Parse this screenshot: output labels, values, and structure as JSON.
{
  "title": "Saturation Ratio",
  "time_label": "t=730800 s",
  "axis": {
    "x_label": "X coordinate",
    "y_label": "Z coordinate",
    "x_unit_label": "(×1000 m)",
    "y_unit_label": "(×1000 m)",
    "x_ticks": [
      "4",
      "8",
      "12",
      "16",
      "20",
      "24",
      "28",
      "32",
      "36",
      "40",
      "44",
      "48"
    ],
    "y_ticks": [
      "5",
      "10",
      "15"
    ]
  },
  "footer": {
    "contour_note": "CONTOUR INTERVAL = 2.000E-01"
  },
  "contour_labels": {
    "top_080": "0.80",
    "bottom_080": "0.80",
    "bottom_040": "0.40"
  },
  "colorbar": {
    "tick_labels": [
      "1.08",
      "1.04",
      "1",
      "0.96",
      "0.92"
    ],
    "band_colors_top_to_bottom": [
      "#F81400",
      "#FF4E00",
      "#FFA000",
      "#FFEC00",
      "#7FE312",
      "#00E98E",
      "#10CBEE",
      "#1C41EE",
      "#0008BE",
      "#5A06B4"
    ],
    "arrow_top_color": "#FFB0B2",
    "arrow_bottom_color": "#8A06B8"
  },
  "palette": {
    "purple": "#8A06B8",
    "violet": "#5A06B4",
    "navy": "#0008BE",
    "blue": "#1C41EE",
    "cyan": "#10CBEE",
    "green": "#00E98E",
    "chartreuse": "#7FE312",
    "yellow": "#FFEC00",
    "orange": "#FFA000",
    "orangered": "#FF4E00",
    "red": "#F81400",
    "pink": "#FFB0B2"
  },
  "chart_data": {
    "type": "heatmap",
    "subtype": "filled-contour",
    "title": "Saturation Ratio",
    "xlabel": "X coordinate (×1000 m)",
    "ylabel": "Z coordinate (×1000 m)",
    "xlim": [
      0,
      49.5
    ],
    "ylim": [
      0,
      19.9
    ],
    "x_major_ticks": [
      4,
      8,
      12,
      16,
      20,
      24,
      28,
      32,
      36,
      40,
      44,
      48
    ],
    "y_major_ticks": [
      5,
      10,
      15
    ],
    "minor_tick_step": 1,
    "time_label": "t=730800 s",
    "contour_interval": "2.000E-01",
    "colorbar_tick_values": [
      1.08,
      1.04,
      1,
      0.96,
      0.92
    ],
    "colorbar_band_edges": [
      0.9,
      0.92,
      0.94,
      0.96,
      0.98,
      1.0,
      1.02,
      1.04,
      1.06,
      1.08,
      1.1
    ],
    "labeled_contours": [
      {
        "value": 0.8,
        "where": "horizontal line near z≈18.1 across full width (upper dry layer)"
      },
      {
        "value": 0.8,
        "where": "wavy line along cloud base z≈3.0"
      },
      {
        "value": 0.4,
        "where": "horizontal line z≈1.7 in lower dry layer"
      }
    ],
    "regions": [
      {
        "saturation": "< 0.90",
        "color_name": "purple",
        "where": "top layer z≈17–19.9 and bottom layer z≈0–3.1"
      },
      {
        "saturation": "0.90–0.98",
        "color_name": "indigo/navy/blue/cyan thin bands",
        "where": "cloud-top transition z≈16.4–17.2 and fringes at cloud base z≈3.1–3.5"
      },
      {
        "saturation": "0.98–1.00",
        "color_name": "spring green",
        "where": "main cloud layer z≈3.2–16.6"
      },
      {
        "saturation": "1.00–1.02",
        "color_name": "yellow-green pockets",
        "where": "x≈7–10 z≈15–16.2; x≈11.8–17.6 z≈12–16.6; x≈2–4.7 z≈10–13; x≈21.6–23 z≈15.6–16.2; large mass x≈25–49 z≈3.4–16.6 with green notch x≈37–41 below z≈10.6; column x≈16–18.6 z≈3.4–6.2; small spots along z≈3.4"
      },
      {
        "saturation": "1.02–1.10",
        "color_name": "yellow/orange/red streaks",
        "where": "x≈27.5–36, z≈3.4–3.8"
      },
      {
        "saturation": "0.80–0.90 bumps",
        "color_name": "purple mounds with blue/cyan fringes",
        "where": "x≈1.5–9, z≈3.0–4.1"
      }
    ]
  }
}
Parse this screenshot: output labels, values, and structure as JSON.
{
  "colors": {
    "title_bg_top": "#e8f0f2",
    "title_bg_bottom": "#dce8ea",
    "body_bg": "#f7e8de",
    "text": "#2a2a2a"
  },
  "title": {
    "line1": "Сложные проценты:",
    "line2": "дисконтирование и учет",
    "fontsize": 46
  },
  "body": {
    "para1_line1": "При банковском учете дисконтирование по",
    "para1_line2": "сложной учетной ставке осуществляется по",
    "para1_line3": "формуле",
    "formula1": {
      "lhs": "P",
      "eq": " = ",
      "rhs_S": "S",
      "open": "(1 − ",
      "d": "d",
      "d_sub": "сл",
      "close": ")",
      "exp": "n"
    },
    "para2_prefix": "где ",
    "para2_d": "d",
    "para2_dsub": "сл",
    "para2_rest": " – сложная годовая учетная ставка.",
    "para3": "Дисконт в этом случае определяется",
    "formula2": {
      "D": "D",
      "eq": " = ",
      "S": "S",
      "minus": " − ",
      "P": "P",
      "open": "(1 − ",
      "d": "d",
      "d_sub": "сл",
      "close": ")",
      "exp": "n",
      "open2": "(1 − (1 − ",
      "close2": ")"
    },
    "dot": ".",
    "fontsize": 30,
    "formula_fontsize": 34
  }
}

──────────

WORK TO COMPLETE - The listing above should be transcribed in full, exactly as written.

TASK ANSWER -
Parse this screenshot: output labels, values, and structure as JSON.
{
  "title": "Saturation Ratio",
  "time_label": "t=730800 s",
  "axis": {
    "x_label": "X coordinate",
    "y_label": "Z coordinate",
    "x_unit_label": "(×1000 m)",
    "y_unit_label": "(×1000 m)",
    "x_ticks": [
      "4",
      "8",
      "12",
      "16",
      "20",
      "24",
      "28",
      "32",
      "36",
      "40",
      "44",
      "48"
    ],
    "y_ticks": [
      "5",
      "10",
      "15"
    ]
  },
  "footer": {
    "contour_note": "CONTOUR INTERVAL = 2.000E-01"
  },
  "contour_labels": {
    "top_080": "0.80",
    "bottom_080": "0.80",
    "bottom_040": "0.40"
  },
  "colorbar": {
    "tick_labels": [
      "1.08",
      "1.04",
      "1",
      "0.96",
      "0.92"
    ],
    "band_colors_top_to_bottom": [
      "#F81400",
      "#FF4E00",
      "#FFA000",
      "#FFEC00",
      "#7FE312",
      "#00E98E",
      "#10CBEE",
      "#1C41EE",
      "#0008BE",
      "#5A06B4"
    ],
    "arrow_top_color": "#FFB0B2",
    "arrow_bottom_color": "#8A06B8"
  },
  "palette": {
    "purple": "#8A06B8",
    "violet": "#5A06B4",
    "navy": "#0008BE",
    "blue": "#1C41EE",
    "cyan": "#10CBEE",
    "green": "#00E98E",
    "chartreuse": "#7FE312",
    "yellow": "#FFEC00",
    "orange": "#FFA000",
    "orangered": "#FF4E00",
    "red": "#F81400",
    "pink": "#FFB0B2"
  },
  "chart_data": {
    "type": "heatmap",
    "subtype": "filled-contour",
    "title": "Saturation Ratio",
    "xlabel": "X coordinate (×1000 m)",
    "ylabel": "Z coordinate (×1000 m)",
    "xlim": [
      0,
      49.5
    ],
    "ylim": [
      0,
      19.9
    ],
    "x_major_ticks": [
      4,
      8,
      12,
      16,
      20,
      24,
      28,
      32,
      36,
      40,
      44,
      48
    ],
    "y_major_ticks": [
      5,
      10,
      15
    ],
    "minor_tick_step": 1,
    "time_label": "t=730800 s",
    "contour_interval": "2.000E-01",
    "colorbar_tick_values": [
      1.08,
      1.04,
      1,
      0.96,
      0.92
    ],
    "colorbar_band_edges": [
      0.9,
      0.92,
      0.94,
      0.96,
      0.98,
      1.0,
      1.02,
      1.04,
      1.06,
      1.08,
      1.1
    ],
    "labeled_contours": [
      {
        "value": 0.8,
        "where": "horizontal line near z≈18.1 across full width (upper dry layer)"
      },
      {
        "value": 0.8,
        "where": "wavy line along cloud base z≈3.0"
      },
      {
        "value": 0.4,
        "where": "horizontal line z≈1.7 in lower dry layer"
      }
    ],
    "regions": [
      {
        "saturation": "< 0.90",
        "color_name": "purple",
        "where": "top layer z≈17–19.9 and bottom layer z≈0–3.1"
      },
      {
        "saturation": "0.90–0.98",
        "color_name": "indigo/navy/blue/cyan thin bands",
        "where": "cloud-top transition z≈16.4–17.2 and fringes at cloud base z≈3.1–3.5"
      },
      {
        "saturation": "0.98–1.00",
        "color_name": "spring green",
        "where": "main cloud layer z≈3.2–16.6"
      },
      {
        "saturation": "1.00–1.02",
        "color_name": "yellow-green pockets",
        "where": "x≈7–10 z≈15–16.2; x≈11.8–17.6 z≈12–16.6; x≈2–4.7 z≈10–13; x≈21.6–23 z≈15.6–16.2; large mass x≈25–49 z≈3.4–16.6 with green notch x≈37–41 below z≈10.6; column x≈16–18.6 z≈3.4–6.2; small spots along z≈3.4"
      },
      {
        "saturation": "1.02–1.10",
        "color_name": "yellow/orange/red streaks",
        "where": "x≈27.5–36, z≈3.4–3.8"
      },
      {
        "saturation": "0.80–0.90 bumps",
        "color_name": "purple mounds with blue/cyan fringes",
        "where": "x≈1.5–9, z≈3.0–4.1"
      }
    ]
  }
}
Parse this screenshot: output labels, values, and structure as JSON.
{
  "colors": {
    "title_bg_top": "#e8f0f2",
    "title_bg_bottom": "#dce8ea",
    "body_bg": "#f7e8de",
    "text": "#2a2a2a"
  },
  "title": {
    "line1": "Сложные проценты:",
    "line2": "дисконтирование и учет",
    "fontsize": 46
  },
  "body": {
    "para1_line1": "При банковском учете дисконтирование по",
    "para1_line2": "сложной учетной ставке осуществляется по",
    "para1_line3": "формуле",
    "formula1": {
      "lhs": "P",
      "eq": " = ",
      "rhs_S": "S",
      "open": "(1 − ",
      "d": "d",
      "d_sub": "сл",
      "close": ")",
      "exp": "n"
    },
    "para2_prefix": "где ",
    "para2_d": "d",
    "para2_dsub": "сл",
    "para2_rest": " – сложная годовая учетная ставка.",
    "para3": "Дисконт в этом случае определяется",
    "formula2": {
      "D": "D",
      "eq": " = ",
      "S": "S",
      "minus": " − ",
      "P": "P",
      "open": "(1 − ",
      "d": "d",
      "d_sub": "сл",
      "close": ")",
      "exp": "n",
      "open2": "(1 − (1 − ",
      "close2": ")"
    },
    "dot": ".",
    "fontsize": 30,
    "formula_fontsize": 34
  }
}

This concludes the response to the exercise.